> Task details: Reproduce the lines of the data below verbatim, from the line containing "crossword-cell[interactable] [259,166,288,188]" up to and including the line containing "clue-line: Parti Komunis".

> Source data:
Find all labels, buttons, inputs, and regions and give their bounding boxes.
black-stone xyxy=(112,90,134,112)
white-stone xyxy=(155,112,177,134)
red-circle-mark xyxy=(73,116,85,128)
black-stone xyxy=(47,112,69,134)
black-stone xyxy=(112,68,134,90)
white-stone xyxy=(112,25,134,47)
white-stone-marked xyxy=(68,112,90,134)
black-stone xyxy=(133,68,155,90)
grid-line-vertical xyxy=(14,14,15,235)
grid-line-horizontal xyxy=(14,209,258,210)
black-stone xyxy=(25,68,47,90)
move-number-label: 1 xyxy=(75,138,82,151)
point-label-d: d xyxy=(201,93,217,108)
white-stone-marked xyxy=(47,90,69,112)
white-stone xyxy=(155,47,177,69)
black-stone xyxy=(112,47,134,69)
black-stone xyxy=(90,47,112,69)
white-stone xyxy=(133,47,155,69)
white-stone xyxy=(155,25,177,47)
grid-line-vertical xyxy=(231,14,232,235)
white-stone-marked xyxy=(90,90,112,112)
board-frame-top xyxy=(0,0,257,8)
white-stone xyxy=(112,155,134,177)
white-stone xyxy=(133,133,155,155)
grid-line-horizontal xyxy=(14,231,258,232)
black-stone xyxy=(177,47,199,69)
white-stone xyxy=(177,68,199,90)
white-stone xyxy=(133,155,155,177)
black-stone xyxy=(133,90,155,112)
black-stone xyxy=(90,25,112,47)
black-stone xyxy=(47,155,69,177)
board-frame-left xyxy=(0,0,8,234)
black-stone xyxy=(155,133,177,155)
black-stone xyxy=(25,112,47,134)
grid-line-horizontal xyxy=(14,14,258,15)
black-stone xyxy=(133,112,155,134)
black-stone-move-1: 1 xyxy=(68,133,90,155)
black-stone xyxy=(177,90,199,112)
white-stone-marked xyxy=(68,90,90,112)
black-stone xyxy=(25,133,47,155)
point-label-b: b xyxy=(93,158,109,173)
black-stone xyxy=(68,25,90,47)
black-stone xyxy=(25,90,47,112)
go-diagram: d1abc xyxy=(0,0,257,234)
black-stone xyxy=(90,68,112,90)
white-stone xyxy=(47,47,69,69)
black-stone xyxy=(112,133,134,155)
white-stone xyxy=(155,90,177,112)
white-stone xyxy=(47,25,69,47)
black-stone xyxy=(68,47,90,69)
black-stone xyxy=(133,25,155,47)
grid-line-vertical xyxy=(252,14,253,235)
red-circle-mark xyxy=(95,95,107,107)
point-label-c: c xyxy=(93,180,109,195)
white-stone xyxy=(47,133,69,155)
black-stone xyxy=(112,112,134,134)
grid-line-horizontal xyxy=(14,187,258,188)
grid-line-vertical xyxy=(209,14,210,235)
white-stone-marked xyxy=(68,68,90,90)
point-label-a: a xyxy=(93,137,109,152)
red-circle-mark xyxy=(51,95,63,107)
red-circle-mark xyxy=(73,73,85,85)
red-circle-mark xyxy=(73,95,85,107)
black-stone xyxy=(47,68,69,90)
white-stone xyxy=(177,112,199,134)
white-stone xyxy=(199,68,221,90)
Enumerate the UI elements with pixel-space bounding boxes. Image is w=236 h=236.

--

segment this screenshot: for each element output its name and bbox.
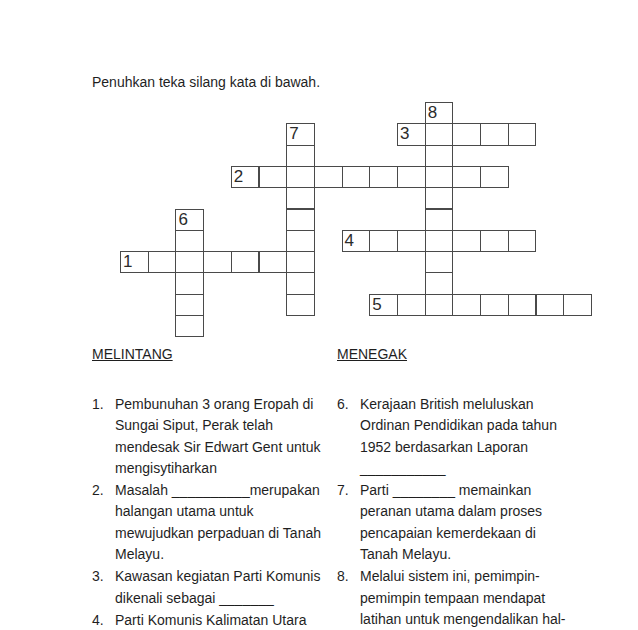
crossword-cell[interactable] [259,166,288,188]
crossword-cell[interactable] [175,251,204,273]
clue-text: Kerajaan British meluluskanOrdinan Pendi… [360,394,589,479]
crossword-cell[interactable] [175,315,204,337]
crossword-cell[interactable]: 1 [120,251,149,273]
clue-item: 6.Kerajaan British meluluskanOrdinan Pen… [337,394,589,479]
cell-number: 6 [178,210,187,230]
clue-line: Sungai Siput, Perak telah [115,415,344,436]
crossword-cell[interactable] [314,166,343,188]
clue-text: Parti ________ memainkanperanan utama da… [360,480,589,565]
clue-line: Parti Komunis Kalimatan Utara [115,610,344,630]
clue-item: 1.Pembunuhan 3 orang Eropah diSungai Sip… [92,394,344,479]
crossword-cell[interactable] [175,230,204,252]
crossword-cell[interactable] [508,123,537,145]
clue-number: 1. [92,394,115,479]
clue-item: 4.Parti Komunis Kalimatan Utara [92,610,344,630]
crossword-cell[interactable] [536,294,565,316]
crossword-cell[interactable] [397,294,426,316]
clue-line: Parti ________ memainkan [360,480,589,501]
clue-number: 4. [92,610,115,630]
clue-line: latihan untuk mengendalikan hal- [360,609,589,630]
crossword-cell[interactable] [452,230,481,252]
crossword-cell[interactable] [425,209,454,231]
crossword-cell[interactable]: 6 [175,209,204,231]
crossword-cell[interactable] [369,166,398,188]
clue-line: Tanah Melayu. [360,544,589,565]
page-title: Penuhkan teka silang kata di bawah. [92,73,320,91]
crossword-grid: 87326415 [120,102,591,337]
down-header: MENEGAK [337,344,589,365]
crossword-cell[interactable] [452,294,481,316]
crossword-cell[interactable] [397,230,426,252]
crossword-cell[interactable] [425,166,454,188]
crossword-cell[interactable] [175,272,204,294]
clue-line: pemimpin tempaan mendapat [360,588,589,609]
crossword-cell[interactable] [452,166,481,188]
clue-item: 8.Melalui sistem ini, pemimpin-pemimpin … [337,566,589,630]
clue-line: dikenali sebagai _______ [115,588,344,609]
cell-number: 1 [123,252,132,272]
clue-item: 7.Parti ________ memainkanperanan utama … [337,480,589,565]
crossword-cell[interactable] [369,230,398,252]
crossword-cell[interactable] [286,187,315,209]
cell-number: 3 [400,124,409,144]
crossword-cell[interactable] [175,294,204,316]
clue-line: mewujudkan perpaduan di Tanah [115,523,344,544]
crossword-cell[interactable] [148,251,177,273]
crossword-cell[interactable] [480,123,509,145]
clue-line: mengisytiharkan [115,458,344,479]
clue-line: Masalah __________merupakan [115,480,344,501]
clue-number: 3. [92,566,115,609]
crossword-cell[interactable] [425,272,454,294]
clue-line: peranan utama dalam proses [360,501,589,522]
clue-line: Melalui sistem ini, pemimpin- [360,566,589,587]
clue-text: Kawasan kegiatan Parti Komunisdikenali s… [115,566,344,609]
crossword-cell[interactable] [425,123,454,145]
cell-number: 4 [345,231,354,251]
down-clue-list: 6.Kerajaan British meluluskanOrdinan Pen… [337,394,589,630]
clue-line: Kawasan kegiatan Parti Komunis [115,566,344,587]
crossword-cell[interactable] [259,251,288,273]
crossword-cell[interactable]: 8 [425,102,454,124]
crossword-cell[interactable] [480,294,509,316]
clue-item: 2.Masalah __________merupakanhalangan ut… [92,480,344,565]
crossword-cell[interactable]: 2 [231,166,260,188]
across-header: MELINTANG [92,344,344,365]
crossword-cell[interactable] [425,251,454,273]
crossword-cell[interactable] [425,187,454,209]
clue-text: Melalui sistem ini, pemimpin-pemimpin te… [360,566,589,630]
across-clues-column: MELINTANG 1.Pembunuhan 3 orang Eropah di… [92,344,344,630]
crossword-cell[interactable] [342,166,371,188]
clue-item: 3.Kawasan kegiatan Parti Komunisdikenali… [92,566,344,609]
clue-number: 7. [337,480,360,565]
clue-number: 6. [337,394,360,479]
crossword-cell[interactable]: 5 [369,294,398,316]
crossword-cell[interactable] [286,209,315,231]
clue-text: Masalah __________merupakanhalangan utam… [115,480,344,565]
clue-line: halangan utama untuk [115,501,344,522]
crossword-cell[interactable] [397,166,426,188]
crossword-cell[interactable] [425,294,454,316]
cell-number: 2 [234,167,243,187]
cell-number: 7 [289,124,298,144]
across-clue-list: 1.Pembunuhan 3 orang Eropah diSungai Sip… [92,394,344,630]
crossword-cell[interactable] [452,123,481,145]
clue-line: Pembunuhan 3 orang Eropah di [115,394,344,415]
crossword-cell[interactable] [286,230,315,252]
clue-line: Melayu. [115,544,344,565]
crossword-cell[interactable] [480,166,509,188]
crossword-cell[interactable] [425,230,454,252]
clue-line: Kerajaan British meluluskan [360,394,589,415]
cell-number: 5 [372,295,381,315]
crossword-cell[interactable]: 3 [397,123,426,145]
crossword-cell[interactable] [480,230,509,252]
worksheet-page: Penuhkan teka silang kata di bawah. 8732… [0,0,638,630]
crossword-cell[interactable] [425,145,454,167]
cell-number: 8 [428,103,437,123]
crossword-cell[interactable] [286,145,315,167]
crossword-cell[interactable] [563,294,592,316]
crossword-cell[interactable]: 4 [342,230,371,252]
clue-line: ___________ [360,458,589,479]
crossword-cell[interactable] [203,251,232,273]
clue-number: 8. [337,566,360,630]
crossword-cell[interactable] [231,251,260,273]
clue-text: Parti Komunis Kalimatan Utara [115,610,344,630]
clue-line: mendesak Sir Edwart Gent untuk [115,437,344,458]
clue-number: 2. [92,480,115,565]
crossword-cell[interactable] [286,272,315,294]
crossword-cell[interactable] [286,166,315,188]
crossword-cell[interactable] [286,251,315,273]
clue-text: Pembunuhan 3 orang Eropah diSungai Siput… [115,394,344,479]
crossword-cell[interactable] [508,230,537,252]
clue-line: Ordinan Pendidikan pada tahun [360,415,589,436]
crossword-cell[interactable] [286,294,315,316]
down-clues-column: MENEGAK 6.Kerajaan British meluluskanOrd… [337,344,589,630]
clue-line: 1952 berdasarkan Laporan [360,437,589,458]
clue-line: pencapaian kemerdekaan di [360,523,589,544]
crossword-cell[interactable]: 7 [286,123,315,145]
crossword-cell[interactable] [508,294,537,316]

> Result:
crossword-cell[interactable] [259,166,288,188]
crossword-cell[interactable] [175,251,204,273]
clue-text: Kerajaan British meluluskanOrdinan Pendi… [360,394,589,479]
crossword-cell[interactable] [175,315,204,337]
crossword-cell[interactable]: 1 [120,251,149,273]
clue-item: 6.Kerajaan British meluluskanOrdinan Pen… [337,394,589,479]
cell-number: 6 [178,210,187,230]
clue-line: Sungai Siput, Perak telah [115,415,344,436]
crossword-cell[interactable] [314,166,343,188]
clue-text: Parti ________ memainkanperanan utama da… [360,480,589,565]
clue-line: Parti Komunis Kalimatan Utara [115,610,344,630]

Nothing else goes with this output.